## The exercise
Leave out the images; return the rest of the data exactly.

## Given information
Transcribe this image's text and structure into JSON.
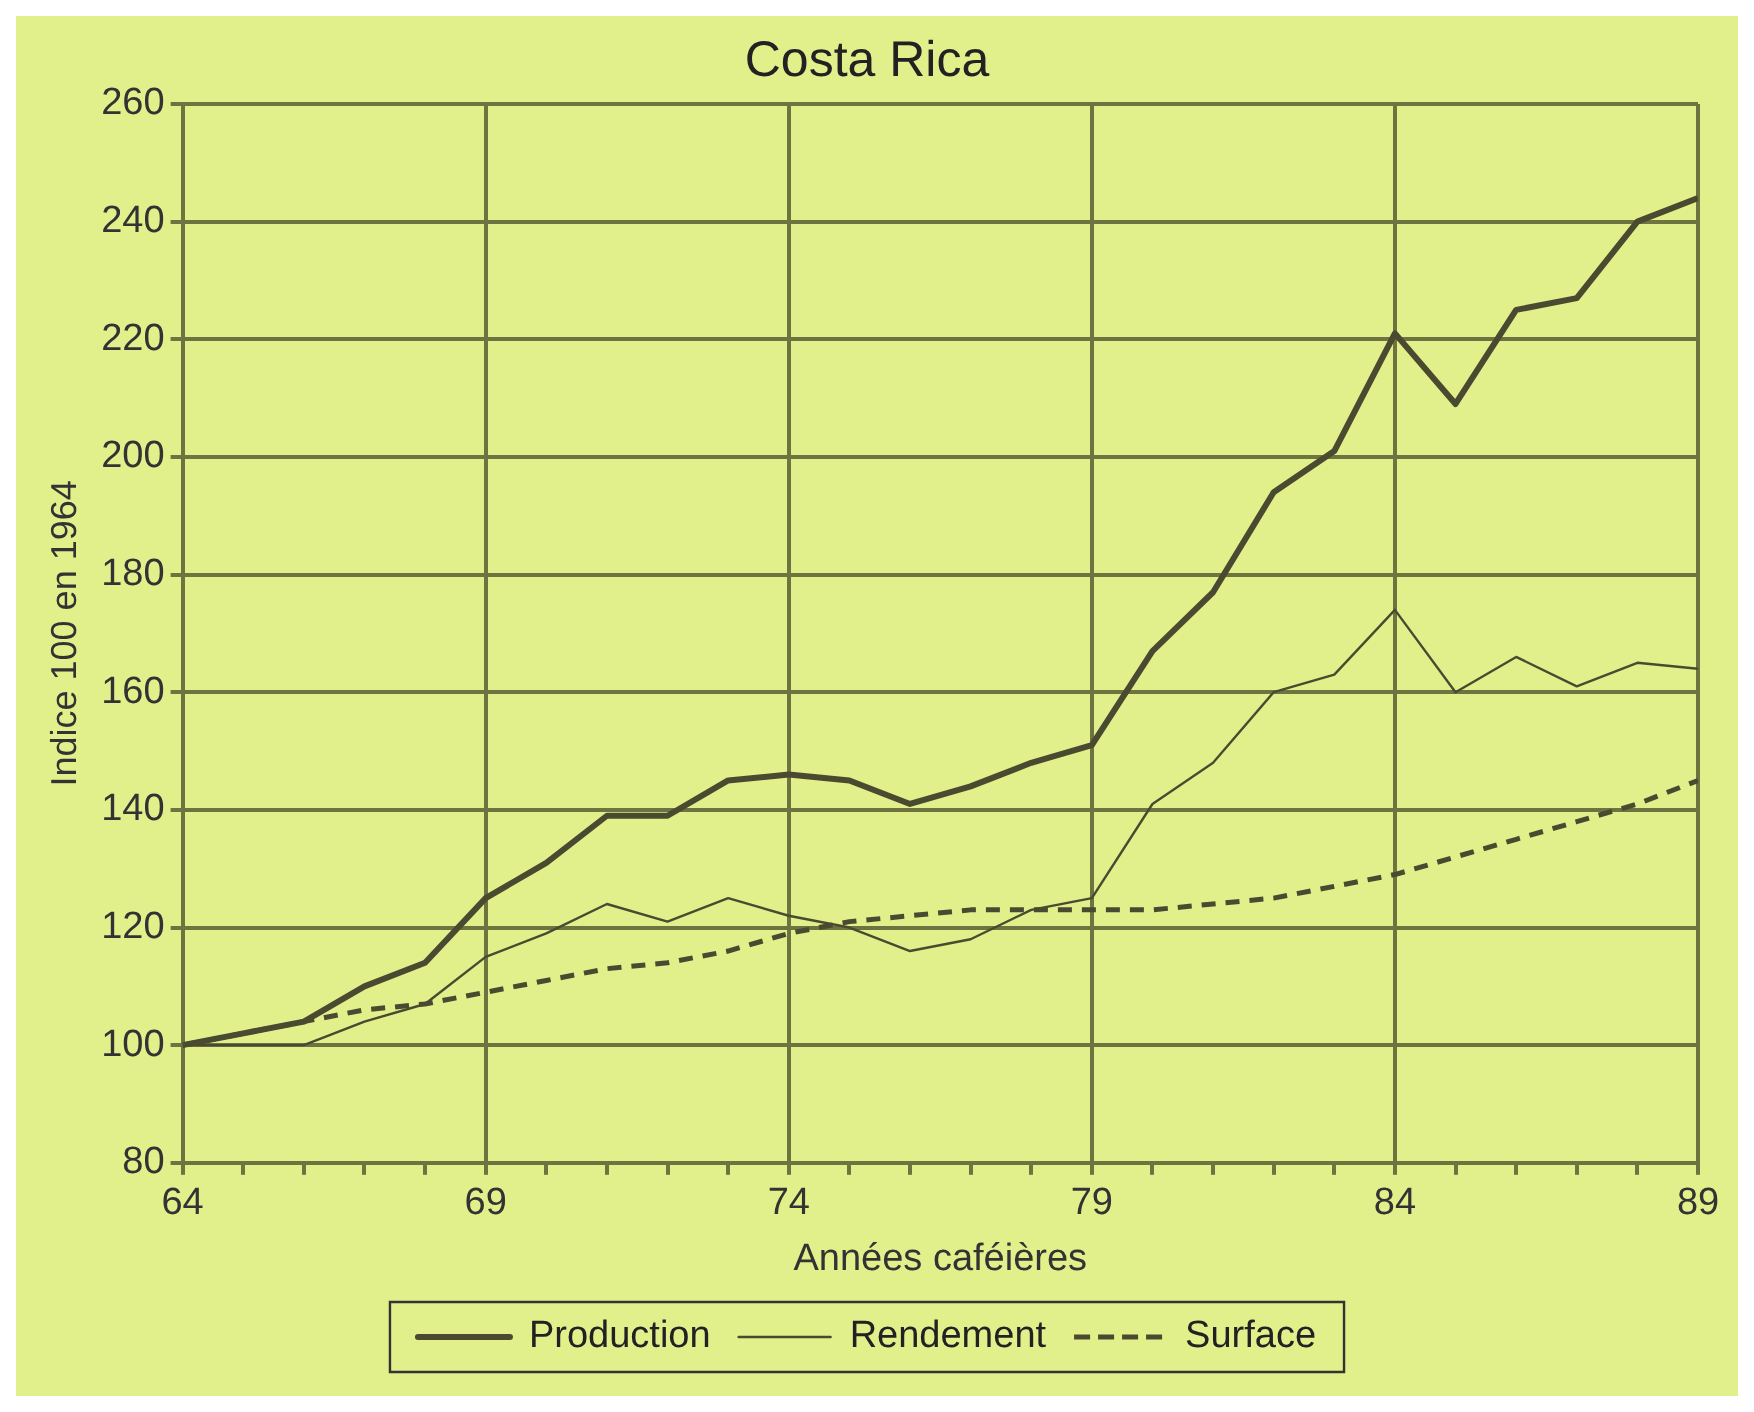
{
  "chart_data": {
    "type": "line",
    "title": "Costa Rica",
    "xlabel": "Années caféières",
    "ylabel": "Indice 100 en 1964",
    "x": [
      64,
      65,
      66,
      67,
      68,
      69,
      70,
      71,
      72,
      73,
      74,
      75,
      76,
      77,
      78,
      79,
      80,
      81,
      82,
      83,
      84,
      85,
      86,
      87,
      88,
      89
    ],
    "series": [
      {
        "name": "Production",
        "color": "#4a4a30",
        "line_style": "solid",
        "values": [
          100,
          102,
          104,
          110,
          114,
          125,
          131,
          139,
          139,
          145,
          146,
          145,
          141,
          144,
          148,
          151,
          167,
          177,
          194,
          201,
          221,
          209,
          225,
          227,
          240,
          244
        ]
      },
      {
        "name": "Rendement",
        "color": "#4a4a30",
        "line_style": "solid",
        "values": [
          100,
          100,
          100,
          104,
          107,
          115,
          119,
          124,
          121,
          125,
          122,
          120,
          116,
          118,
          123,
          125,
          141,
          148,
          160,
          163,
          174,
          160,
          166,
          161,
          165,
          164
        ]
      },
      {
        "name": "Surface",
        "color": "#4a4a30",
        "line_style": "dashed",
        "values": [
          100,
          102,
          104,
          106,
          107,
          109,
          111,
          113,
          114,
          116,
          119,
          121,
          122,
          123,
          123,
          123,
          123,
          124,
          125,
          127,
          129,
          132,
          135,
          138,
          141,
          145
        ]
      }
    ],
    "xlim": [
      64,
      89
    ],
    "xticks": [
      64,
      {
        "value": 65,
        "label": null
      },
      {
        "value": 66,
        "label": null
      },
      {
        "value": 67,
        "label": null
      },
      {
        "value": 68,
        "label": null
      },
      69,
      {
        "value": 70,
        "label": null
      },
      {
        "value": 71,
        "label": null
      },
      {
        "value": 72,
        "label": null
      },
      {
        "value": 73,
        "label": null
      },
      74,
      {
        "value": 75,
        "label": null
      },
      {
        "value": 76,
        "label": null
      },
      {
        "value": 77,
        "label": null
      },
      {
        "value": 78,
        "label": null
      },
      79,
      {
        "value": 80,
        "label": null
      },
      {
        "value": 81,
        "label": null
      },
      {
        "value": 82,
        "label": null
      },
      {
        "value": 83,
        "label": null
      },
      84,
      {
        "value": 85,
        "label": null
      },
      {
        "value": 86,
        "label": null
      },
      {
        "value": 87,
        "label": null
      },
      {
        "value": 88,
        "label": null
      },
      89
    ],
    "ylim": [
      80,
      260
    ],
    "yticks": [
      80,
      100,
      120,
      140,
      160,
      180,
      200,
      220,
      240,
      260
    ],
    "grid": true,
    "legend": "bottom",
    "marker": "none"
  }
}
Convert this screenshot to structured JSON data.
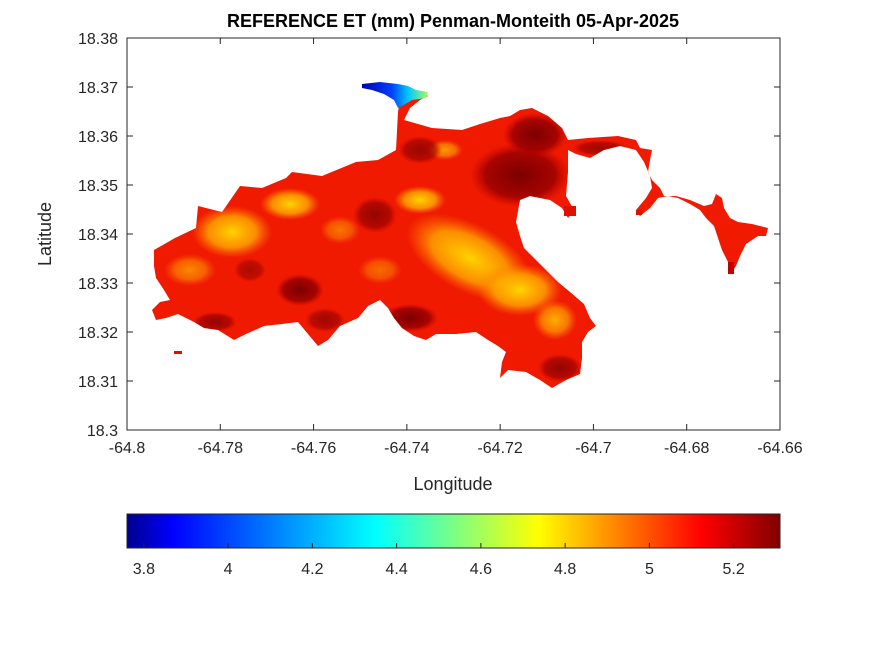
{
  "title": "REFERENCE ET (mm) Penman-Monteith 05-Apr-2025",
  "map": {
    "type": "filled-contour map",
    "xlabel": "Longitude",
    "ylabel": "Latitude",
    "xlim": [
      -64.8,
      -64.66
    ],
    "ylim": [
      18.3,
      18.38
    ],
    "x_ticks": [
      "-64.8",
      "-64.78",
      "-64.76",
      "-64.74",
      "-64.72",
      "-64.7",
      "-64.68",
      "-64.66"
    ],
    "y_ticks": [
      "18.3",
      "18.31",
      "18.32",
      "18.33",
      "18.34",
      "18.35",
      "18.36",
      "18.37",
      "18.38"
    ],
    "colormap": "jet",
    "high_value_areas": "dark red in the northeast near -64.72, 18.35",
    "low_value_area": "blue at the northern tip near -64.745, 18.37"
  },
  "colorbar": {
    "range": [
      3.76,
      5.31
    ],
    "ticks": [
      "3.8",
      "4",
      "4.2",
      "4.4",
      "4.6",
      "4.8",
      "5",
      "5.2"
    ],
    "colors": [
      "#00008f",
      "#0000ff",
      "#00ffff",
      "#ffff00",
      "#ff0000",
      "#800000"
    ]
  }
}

## Task solution
Transcribe this image's text and structure into JSON.
{
  "chart_data": {
    "type": "line",
    "title": "Costa Rica",
    "xlabel": "Années caféières",
    "ylabel": "Indice 100 en 1964",
    "x": [
      64,
      65,
      66,
      67,
      68,
      69,
      70,
      71,
      72,
      73,
      74,
      75,
      76,
      77,
      78,
      79,
      80,
      81,
      82,
      83,
      84,
      85,
      86,
      87,
      88,
      89
    ],
    "series": [
      {
        "name": "Production",
        "color": "#4a4a30",
        "line_style": "solid",
        "values": [
          100,
          102,
          104,
          110,
          114,
          125,
          131,
          139,
          139,
          145,
          146,
          145,
          141,
          144,
          148,
          151,
          167,
          177,
          194,
          201,
          221,
          209,
          225,
          227,
          240,
          244
        ]
      },
      {
        "name": "Rendement",
        "color": "#4a4a30",
        "line_style": "solid",
        "values": [
          100,
          100,
          100,
          104,
          107,
          115,
          119,
          124,
          121,
          125,
          122,
          120,
          116,
          118,
          123,
          125,
          141,
          148,
          160,
          163,
          174,
          160,
          166,
          161,
          165,
          164
        ]
      },
      {
        "name": "Surface",
        "color": "#4a4a30",
        "line_style": "dashed",
        "values": [
          100,
          102,
          104,
          106,
          107,
          109,
          111,
          113,
          114,
          116,
          119,
          121,
          122,
          123,
          123,
          123,
          123,
          124,
          125,
          127,
          129,
          132,
          135,
          138,
          141,
          145
        ]
      }
    ],
    "xlim": [
      64,
      89
    ],
    "xticks": [
      64,
      {
        "value": 65,
        "label": null
      },
      {
        "value": 66,
        "label": null
      },
      {
        "value": 67,
        "label": null
      },
      {
        "value": 68,
        "label": null
      },
      69,
      {
        "value": 70,
        "label": null
      },
      {
        "value": 71,
        "label": null
      },
      {
        "value": 72,
        "label": null
      },
      {
        "value": 73,
        "label": null
      },
      74,
      {
        "value": 75,
        "label": null
      },
      {
        "value": 76,
        "label": null
      },
      {
        "value": 77,
        "label": null
      },
      {
        "value": 78,
        "label": null
      },
      79,
      {
        "value": 80,
        "label": null
      },
      {
        "value": 81,
        "label": null
      },
      {
        "value": 82,
        "label": null
      },
      {
        "value": 83,
        "label": null
      },
      84,
      {
        "value": 85,
        "label": null
      },
      {
        "value": 86,
        "label": null
      },
      {
        "value": 87,
        "label": null
      },
      {
        "value": 88,
        "label": null
      },
      89
    ],
    "ylim": [
      80,
      260
    ],
    "yticks": [
      80,
      100,
      120,
      140,
      160,
      180,
      200,
      220,
      240,
      260
    ],
    "grid": true,
    "legend": "bottom",
    "marker": "none"
  }
}
Convert this screenshot to structured JSON data.
{
  "title": "REFERENCE ET (mm) Penman-Monteith 05-Apr-2025",
  "map": {
    "type": "filled-contour map",
    "xlabel": "Longitude",
    "ylabel": "Latitude",
    "xlim": [
      -64.8,
      -64.66
    ],
    "ylim": [
      18.3,
      18.38
    ],
    "x_ticks": [
      "-64.8",
      "-64.78",
      "-64.76",
      "-64.74",
      "-64.72",
      "-64.7",
      "-64.68",
      "-64.66"
    ],
    "y_ticks": [
      "18.3",
      "18.31",
      "18.32",
      "18.33",
      "18.34",
      "18.35",
      "18.36",
      "18.37",
      "18.38"
    ],
    "colormap": "jet",
    "high_value_areas": "dark red in the northeast near -64.72, 18.35",
    "low_value_area": "blue at the northern tip near -64.745, 18.37"
  },
  "colorbar": {
    "range": [
      3.76,
      5.31
    ],
    "ticks": [
      "3.8",
      "4",
      "4.2",
      "4.4",
      "4.6",
      "4.8",
      "5",
      "5.2"
    ],
    "colors": [
      "#00008f",
      "#0000ff",
      "#00ffff",
      "#ffff00",
      "#ff0000",
      "#800000"
    ]
  }
}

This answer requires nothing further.